**Soal Latihan:**
a) Tulis ulang bagian teks bacaan yang dimulai dari "Tidurnya cuma sedikit." dan berakhir pada "seorang sahabat Nabi).", dengan mengganti "dua jam" menjadi "tiga jam".
b) Dalam teks bacaan, apa alasan Haji Saleh Habib Farisi cekatan memberi senyum kepada orang lain?

**Teks Bacaan:**
------------------------------------------------
Saleh pertama di Klender, orang Betawi campuran Arab. Ia saleh, semata karena namanya. Orang menyukainya karena ia aktif siskamling meskipun bukan pada malam-malam gilirannya.
Orang kedua, Haji Saleh Habib Farisi, orang Jawa. Agak aneh memang, Habib Farisi sebuah nama Jawa. Tapi ia saleh dalam arti sebenarnya. Minimal kata para anggota jamaah masjid kampung itu.
Jenggotnya panjang. Pici putihnya tak pernah lepas. Begitu juga sarung plekat abu-abu itu. Tutur katanya lembut, seperti Mas Danarto. Ia cekatan memberi senyum kepada orang lain. Alasannya: “senyum itu sedekah”.
Kepada anak kecil, ia sayang. Hobinya mengusap kepala bocah-bocah yang selalu berisik pada saat salat jamaah berlangsung. Usapan itu dimaksudkan agar anak-anak tak lagi bikin gaduh. Tapi bocah tetap bocah. Biar seribu kali kepala diusap, ribut tetap jalan. Seolah mereka khusus dilahirkan buat bikin ribut di masjid.
“Ramai itu baik saja,” katanya sabar, (ketika orang-orang lain pada marah), “karena ramai tanda kehidupan,” katanya lagi. “Lagi pula, kita harus bisa salat khusyuk dalam keramaian itu.”
Mungkin ia benar. Buktinya ia betah berjam-jam zikir di masjid. Sering salatnya sambung-menyambung tanpa terputus kegiatan lain. Selesai magrib, ia tetap berzikir sambil kepalanya terangguk-angguk hingga isya tiba.
Jauh malam, ketika semua orang masih lelap dalam mimpi masing-masing, ia sudah mulai salat malam. Kemudian zikir panjang sampai subuh tiba.
Selesai subuh, ia zikir lagi, mengulang-ulang asmaul husna dan beberapa ayat pilihan sampai terbit matahari, ketika salat duha kemudian ia lakukan. Pendeknya, ia penghuni masjid.
Tidurnya cuma sedikit. Sehabis isya, ia tidur sekitar dua jam. Kemudian, selesai salat duha, tidur lagi satu jam. Selebihnya zikir, zikir, zikir…. Pas betul dengan nama-nama yang disandangnya. Dasar sudah saleh, plus Habib (nama sufi besar), ditambah Farisi (salah seorang sahabat Nabi).
Kalau kita sulit menemui pejabat karena banyak acara, kita sulit menemui orang Jawa ini karena ibadahnya di masjid begitu padat.
------------------------------------------------
**Data Tersimpan:**
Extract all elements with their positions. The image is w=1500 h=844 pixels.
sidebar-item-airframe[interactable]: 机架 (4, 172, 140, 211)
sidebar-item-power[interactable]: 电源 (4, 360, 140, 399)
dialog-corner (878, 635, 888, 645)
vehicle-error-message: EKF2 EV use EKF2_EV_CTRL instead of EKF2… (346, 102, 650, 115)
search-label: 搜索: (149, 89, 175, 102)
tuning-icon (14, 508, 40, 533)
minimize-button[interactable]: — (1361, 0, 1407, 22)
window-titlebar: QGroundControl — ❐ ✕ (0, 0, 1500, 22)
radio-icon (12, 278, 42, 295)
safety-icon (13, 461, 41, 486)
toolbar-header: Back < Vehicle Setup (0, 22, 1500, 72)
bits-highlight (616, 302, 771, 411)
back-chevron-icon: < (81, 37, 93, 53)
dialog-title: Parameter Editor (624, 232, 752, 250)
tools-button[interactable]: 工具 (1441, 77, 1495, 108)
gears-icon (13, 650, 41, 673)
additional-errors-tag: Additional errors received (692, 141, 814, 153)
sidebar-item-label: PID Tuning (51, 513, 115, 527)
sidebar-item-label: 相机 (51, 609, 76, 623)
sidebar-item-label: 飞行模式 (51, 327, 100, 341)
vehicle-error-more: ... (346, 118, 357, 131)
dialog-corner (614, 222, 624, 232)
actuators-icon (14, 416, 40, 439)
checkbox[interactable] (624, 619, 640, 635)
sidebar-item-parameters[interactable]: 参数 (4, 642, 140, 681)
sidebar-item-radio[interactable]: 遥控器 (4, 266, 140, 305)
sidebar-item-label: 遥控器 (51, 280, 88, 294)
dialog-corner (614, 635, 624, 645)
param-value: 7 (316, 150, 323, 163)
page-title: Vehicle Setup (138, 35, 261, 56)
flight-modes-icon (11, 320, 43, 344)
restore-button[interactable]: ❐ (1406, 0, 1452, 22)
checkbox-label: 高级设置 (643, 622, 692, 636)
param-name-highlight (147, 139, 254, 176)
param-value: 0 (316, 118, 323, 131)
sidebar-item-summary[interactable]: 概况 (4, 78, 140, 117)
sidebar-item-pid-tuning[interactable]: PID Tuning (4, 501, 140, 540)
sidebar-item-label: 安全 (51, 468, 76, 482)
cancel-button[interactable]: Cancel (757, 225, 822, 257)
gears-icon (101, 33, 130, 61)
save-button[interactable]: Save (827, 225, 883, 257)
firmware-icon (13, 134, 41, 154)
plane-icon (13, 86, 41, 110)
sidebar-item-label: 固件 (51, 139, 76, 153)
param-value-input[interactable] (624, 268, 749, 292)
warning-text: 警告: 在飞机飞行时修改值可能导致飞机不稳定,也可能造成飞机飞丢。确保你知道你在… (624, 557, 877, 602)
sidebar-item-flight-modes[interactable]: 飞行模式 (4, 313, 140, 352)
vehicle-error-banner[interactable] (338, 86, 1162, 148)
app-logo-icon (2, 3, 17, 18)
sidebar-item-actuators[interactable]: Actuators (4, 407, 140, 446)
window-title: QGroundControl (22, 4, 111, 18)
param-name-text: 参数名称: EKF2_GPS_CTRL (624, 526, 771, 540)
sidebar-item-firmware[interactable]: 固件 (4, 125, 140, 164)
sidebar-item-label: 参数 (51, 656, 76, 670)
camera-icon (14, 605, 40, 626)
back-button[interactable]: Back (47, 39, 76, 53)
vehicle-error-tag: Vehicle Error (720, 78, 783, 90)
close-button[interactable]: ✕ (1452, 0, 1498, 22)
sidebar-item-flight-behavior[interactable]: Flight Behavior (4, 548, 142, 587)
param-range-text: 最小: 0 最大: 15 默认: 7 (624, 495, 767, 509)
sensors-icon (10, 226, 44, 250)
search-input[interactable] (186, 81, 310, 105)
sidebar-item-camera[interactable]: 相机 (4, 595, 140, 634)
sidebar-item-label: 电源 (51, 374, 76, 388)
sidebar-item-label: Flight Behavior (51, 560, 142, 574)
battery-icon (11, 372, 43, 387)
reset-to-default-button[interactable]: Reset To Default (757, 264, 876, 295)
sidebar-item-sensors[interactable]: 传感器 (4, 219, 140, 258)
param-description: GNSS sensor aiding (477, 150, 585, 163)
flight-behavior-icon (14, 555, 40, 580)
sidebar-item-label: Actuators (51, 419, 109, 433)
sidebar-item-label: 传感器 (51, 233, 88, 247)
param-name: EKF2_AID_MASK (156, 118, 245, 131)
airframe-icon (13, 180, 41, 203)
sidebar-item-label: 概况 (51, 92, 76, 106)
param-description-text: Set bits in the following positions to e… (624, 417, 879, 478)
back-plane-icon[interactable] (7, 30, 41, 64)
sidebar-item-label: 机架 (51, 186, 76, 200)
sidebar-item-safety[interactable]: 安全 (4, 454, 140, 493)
------------------------------------------------
**Pembahasan Soal:**
a)
Tidurnya cuma sedikit. Sehabis isya, ia tidur sekitar tiga jam. Kemudian, selesai salat duha, tidur lagi satu jam. Selebihnya zikir, zikir, zikir…. Pas betul dengan nama-nama yang disandangnya. Dasar sudah saleh, plus Habib (nama sufi besar), ditambah Farisi (salah seorang sahabat Nabi).

b) Menurutnya, senyum itu sedekah.